DATA PROVIDED:

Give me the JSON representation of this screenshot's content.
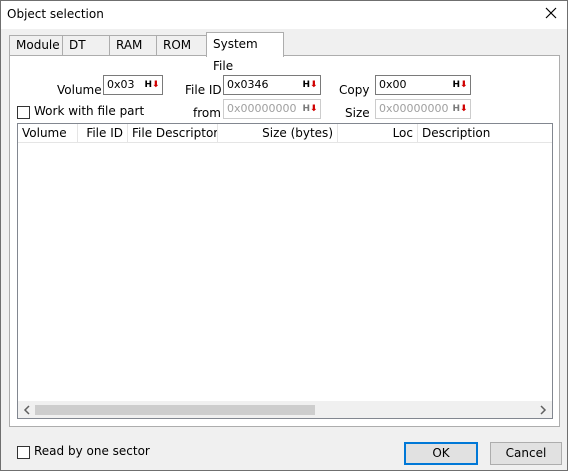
{
  "window": {
    "title": "Object selection"
  },
  "tabs": [
    {
      "label": "Module"
    },
    {
      "label": "DT"
    },
    {
      "label": "RAM"
    },
    {
      "label": "ROM"
    },
    {
      "label": "System File",
      "active": true
    }
  ],
  "form": {
    "volume": {
      "label": "Volume",
      "value": "0x03"
    },
    "file_id": {
      "label": "File ID",
      "value": "0x0346"
    },
    "copy": {
      "label": "Copy",
      "value": "0x00"
    },
    "work_with_file_part": {
      "label": "Work with file part",
      "checked": false
    },
    "from": {
      "label": "from",
      "value": "0x00000000"
    },
    "size": {
      "label": "Size",
      "value": "0x00000000"
    },
    "hex_button_label": "H"
  },
  "table": {
    "columns": [
      "Volume",
      "File ID",
      "File Descriptor",
      "Size (bytes)",
      "Loc",
      "Description"
    ],
    "rows": []
  },
  "footer": {
    "read_by_one_sector": {
      "label": "Read by one sector",
      "checked": false
    },
    "ok_label": "OK",
    "cancel_label": "Cancel"
  }
}
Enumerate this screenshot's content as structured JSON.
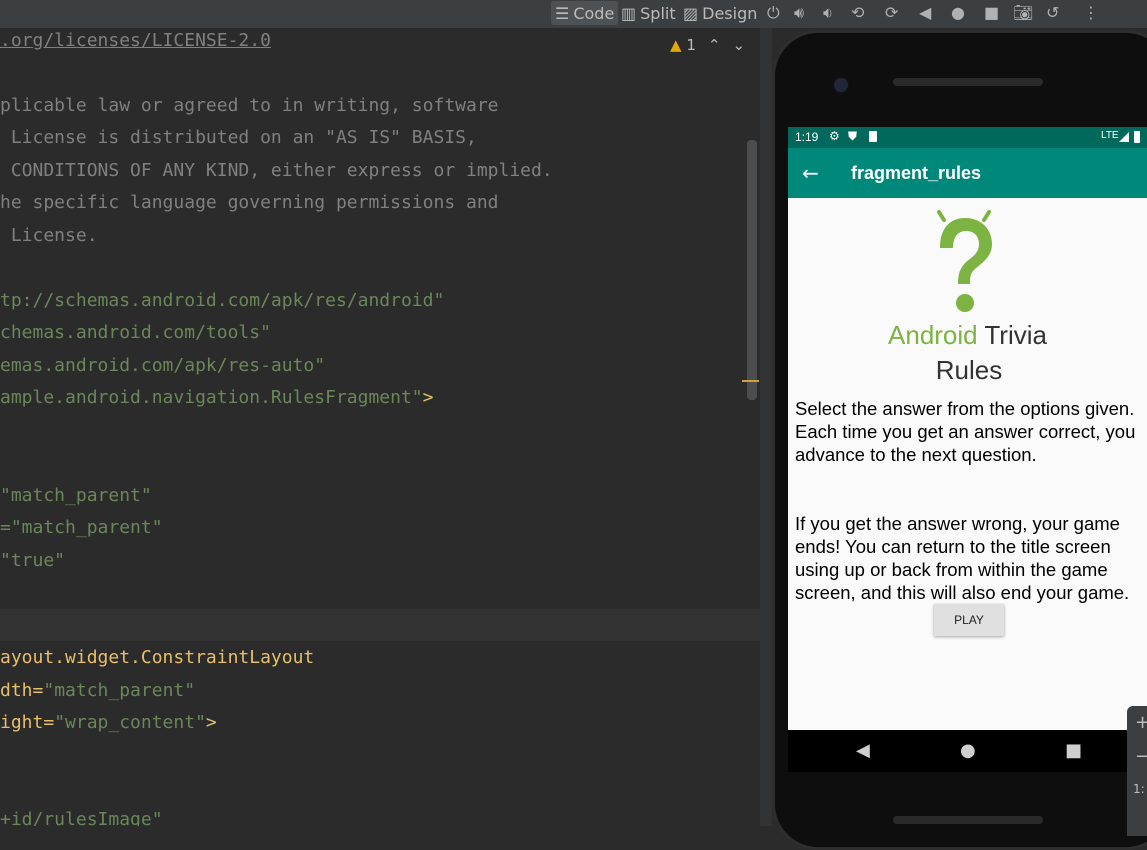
{
  "toolbar": {
    "code_label": "Code",
    "split_label": "Split",
    "design_label": "Design",
    "icons": [
      "power-icon",
      "volume-up-icon",
      "volume-down-icon",
      "rotate-left-icon",
      "rotate-right-icon",
      "back-icon",
      "home-icon",
      "overview-icon",
      "camera-icon",
      "replay-icon",
      "more-icon"
    ]
  },
  "inspection": {
    "warning_count": "1"
  },
  "code": {
    "lines": [
      {
        "text": ".org/licenses/LICENSE-2.0",
        "style": "link"
      },
      {
        "text": "plicable law or agreed to in writing, software",
        "style": "cmt"
      },
      {
        "text": " License is distributed on an \"AS IS\" BASIS,",
        "style": "cmt"
      },
      {
        "text": " CONDITIONS OF ANY KIND, either express or implied.",
        "style": "cmt"
      },
      {
        "text": "he specific language governing permissions and",
        "style": "cmt"
      },
      {
        "text": " License.",
        "style": "cmt"
      },
      {
        "text": "tp://schemas.android.com/apk/res/android\"",
        "style": "green"
      },
      {
        "text": "chemas.android.com/tools\"",
        "style": "green"
      },
      {
        "text": "emas.android.com/apk/res-auto\"",
        "style": "green"
      },
      {
        "text": "ample.android.navigation.RulesFragment\"",
        "style": "green",
        "suffix": ">"
      },
      {
        "text": "\"match_parent\"",
        "style": "green"
      },
      {
        "text": "=\"match_parent\"",
        "style": "green"
      },
      {
        "text": "\"true\"",
        "style": "green"
      },
      {
        "text": "ayout.widget.ConstraintLayout",
        "style": "yellow"
      },
      {
        "text": "dth=\"match_parent\"",
        "style": "mixed",
        "prefix": "dth=",
        "rest": "\"match_parent\""
      },
      {
        "text": "ight=\"wrap_content\">",
        "style": "mixed",
        "prefix": "ight=",
        "rest": "\"wrap_content\"",
        "suffix": ">"
      },
      {
        "text": "+id/rulesImage\"",
        "style": "green"
      }
    ]
  },
  "phone": {
    "status_time": "1:19",
    "status_network": "LTE",
    "app_title": "fragment_rules",
    "brand_part1": "Android",
    "brand_part2": " Trivia",
    "rules_title": "Rules",
    "rules_paragraph1": "Select the answer from the options given. Each time you get an answer correct, you advance to the next question.",
    "rules_paragraph2": "If you get the answer wrong, your game ends! You can return to the title screen using up or back from within the game screen, and this will also end your game.",
    "play_label": "PLAY",
    "colors": {
      "status_bar": "#00695c",
      "app_bar": "#00897b",
      "brand_green": "#7cb342"
    }
  },
  "side_panel": {
    "plus_label": "+",
    "minus_label": "−",
    "ratio_label": "1:"
  }
}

TASK DETAILS: Return all the entries word for word, but omit any pictures they contain.

EXERCISE OUTPUT:
Give me the JSON representation of this screenshot's content.
{
  "window": {
    "title": "Object selection"
  },
  "tabs": [
    {
      "label": "Module"
    },
    {
      "label": "DT"
    },
    {
      "label": "RAM"
    },
    {
      "label": "ROM"
    },
    {
      "label": "System File",
      "active": true
    }
  ],
  "form": {
    "volume": {
      "label": "Volume",
      "value": "0x03"
    },
    "file_id": {
      "label": "File ID",
      "value": "0x0346"
    },
    "copy": {
      "label": "Copy",
      "value": "0x00"
    },
    "work_with_file_part": {
      "label": "Work with file part",
      "checked": false
    },
    "from": {
      "label": "from",
      "value": "0x00000000"
    },
    "size": {
      "label": "Size",
      "value": "0x00000000"
    },
    "hex_button_label": "H"
  },
  "table": {
    "columns": [
      "Volume",
      "File ID",
      "File Descriptor",
      "Size (bytes)",
      "Loc",
      "Description"
    ],
    "rows": []
  },
  "footer": {
    "read_by_one_sector": {
      "label": "Read by one sector",
      "checked": false
    },
    "ok_label": "OK",
    "cancel_label": "Cancel"
  }
}
Enumerate this screenshot's content as structured JSON.
{
  "toolbar": {
    "code_label": "Code",
    "split_label": "Split",
    "design_label": "Design",
    "icons": [
      "power-icon",
      "volume-up-icon",
      "volume-down-icon",
      "rotate-left-icon",
      "rotate-right-icon",
      "back-icon",
      "home-icon",
      "overview-icon",
      "camera-icon",
      "replay-icon",
      "more-icon"
    ]
  },
  "inspection": {
    "warning_count": "1"
  },
  "code": {
    "lines": [
      {
        "text": ".org/licenses/LICENSE-2.0",
        "style": "link"
      },
      {
        "text": "plicable law or agreed to in writing, software",
        "style": "cmt"
      },
      {
        "text": " License is distributed on an \"AS IS\" BASIS,",
        "style": "cmt"
      },
      {
        "text": " CONDITIONS OF ANY KIND, either express or implied.",
        "style": "cmt"
      },
      {
        "text": "he specific language governing permissions and",
        "style": "cmt"
      },
      {
        "text": " License.",
        "style": "cmt"
      },
      {
        "text": "tp://schemas.android.com/apk/res/android\"",
        "style": "green"
      },
      {
        "text": "chemas.android.com/tools\"",
        "style": "green"
      },
      {
        "text": "emas.android.com/apk/res-auto\"",
        "style": "green"
      },
      {
        "text": "ample.android.navigation.RulesFragment\"",
        "style": "green",
        "suffix": ">"
      },
      {
        "text": "\"match_parent\"",
        "style": "green"
      },
      {
        "text": "=\"match_parent\"",
        "style": "green"
      },
      {
        "text": "\"true\"",
        "style": "green"
      },
      {
        "text": "ayout.widget.ConstraintLayout",
        "style": "yellow"
      },
      {
        "text": "dth=\"match_parent\"",
        "style": "mixed",
        "prefix": "dth=",
        "rest": "\"match_parent\""
      },
      {
        "text": "ight=\"wrap_content\">",
        "style": "mixed",
        "prefix": "ight=",
        "rest": "\"wrap_content\"",
        "suffix": ">"
      },
      {
        "text": "+id/rulesImage\"",
        "style": "green"
      }
    ]
  },
  "phone": {
    "status_time": "1:19",
    "status_network": "LTE",
    "app_title": "fragment_rules",
    "brand_part1": "Android",
    "brand_part2": " Trivia",
    "rules_title": "Rules",
    "rules_paragraph1": "Select the answer from the options given. Each time you get an answer correct, you advance to the next question.",
    "rules_paragraph2": "If you get the answer wrong, your game ends! You can return to the title screen using up or back from within the game screen, and this will also end your game.",
    "play_label": "PLAY",
    "colors": {
      "status_bar": "#00695c",
      "app_bar": "#00897b",
      "brand_green": "#7cb342"
    }
  },
  "side_panel": {
    "plus_label": "+",
    "minus_label": "−",
    "ratio_label": "1:"
  }
}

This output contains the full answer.